[Stored entries]

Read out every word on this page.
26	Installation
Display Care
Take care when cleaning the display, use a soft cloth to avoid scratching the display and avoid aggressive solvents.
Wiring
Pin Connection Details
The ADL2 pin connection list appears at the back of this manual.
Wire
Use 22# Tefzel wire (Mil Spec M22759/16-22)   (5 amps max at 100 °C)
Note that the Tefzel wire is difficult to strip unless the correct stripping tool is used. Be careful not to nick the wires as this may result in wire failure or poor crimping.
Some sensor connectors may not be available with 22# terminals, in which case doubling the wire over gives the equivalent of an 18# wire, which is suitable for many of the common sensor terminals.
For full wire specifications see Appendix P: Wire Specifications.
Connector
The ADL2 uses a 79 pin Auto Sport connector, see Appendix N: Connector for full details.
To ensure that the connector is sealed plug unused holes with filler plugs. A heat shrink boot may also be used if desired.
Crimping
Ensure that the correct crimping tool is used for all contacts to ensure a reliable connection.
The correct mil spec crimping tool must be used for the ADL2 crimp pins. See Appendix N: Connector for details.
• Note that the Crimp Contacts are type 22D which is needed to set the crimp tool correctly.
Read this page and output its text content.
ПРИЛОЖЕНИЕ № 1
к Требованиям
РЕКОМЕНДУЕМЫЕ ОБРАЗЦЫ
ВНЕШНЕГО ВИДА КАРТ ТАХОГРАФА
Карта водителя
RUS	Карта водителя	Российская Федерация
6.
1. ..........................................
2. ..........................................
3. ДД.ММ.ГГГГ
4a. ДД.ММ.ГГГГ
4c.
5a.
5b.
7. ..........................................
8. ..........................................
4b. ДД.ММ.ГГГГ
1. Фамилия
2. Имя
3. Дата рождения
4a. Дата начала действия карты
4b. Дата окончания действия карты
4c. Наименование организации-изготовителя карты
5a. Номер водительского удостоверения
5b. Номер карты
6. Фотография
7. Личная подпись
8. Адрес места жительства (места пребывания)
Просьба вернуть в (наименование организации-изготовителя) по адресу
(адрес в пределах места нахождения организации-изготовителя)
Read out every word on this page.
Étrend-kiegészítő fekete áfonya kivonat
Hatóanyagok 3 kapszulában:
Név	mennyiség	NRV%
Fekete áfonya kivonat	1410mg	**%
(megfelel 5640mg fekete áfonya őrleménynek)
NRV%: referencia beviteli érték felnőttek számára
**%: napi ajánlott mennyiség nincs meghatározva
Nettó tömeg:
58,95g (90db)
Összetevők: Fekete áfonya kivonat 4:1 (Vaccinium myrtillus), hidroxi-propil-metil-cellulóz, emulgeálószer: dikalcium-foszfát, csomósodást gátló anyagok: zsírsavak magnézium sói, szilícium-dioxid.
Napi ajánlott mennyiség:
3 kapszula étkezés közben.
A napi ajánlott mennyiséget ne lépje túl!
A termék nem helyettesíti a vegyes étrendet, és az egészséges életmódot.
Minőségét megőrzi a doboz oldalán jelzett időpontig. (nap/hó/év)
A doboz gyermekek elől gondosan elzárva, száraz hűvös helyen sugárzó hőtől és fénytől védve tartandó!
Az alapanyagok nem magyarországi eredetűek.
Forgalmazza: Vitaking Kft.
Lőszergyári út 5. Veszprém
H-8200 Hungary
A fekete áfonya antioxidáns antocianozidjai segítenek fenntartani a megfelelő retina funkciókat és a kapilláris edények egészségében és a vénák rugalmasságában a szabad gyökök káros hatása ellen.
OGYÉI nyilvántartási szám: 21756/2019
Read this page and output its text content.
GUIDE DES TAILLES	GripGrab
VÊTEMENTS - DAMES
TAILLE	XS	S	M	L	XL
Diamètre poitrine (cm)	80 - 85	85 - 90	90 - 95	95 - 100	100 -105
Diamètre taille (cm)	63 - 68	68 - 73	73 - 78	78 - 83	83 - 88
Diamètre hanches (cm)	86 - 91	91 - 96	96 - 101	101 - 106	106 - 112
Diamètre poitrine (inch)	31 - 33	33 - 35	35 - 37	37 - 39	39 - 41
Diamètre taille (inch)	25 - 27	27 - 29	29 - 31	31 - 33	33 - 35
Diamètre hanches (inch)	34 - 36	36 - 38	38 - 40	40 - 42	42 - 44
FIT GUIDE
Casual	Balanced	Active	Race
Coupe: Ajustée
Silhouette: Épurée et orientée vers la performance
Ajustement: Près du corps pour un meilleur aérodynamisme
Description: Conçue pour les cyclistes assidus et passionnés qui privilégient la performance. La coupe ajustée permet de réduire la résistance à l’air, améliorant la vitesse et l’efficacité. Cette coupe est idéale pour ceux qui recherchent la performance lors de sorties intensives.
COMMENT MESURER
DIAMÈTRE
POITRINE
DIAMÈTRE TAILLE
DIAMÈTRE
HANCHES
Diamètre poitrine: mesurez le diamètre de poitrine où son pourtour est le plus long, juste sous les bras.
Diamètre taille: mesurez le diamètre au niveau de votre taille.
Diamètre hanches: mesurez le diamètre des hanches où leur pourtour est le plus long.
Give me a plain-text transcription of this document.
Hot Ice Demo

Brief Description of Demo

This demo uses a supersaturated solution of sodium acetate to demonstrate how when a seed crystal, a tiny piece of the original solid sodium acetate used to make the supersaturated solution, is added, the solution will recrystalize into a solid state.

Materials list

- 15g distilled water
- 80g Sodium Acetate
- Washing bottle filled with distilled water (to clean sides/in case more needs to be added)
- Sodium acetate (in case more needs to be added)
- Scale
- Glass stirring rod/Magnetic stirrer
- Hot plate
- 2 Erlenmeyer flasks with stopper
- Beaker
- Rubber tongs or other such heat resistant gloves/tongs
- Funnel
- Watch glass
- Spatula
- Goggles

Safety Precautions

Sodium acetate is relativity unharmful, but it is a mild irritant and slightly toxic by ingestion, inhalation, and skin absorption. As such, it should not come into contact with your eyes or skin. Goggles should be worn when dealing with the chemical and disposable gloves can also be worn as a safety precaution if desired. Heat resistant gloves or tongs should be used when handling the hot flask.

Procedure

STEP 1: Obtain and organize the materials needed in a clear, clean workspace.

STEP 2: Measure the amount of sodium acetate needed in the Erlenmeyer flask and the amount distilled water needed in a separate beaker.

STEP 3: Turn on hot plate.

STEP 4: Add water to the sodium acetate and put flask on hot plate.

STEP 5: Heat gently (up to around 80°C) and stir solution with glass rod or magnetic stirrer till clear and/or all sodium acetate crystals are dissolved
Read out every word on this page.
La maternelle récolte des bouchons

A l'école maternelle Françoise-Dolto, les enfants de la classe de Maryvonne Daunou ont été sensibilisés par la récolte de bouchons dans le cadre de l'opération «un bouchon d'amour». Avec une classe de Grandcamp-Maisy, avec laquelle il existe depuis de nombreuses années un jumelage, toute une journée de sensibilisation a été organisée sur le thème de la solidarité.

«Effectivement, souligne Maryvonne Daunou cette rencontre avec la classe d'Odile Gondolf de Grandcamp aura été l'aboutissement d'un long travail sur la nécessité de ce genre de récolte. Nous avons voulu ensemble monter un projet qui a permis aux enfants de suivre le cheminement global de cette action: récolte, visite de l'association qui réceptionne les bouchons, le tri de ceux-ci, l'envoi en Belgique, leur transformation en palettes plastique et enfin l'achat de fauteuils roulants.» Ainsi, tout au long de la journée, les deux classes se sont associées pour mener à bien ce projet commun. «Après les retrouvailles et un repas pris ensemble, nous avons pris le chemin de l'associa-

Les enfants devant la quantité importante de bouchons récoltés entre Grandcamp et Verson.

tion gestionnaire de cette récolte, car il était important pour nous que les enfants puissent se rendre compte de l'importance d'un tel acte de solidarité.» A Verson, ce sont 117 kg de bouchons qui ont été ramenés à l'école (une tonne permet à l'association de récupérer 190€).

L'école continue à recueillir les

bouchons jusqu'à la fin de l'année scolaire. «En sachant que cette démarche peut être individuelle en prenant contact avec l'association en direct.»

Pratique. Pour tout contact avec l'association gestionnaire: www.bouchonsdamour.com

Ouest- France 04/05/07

### [The task]
Reply with nothing except the number of lines in the listing above that include "действия".

### [Reply]
2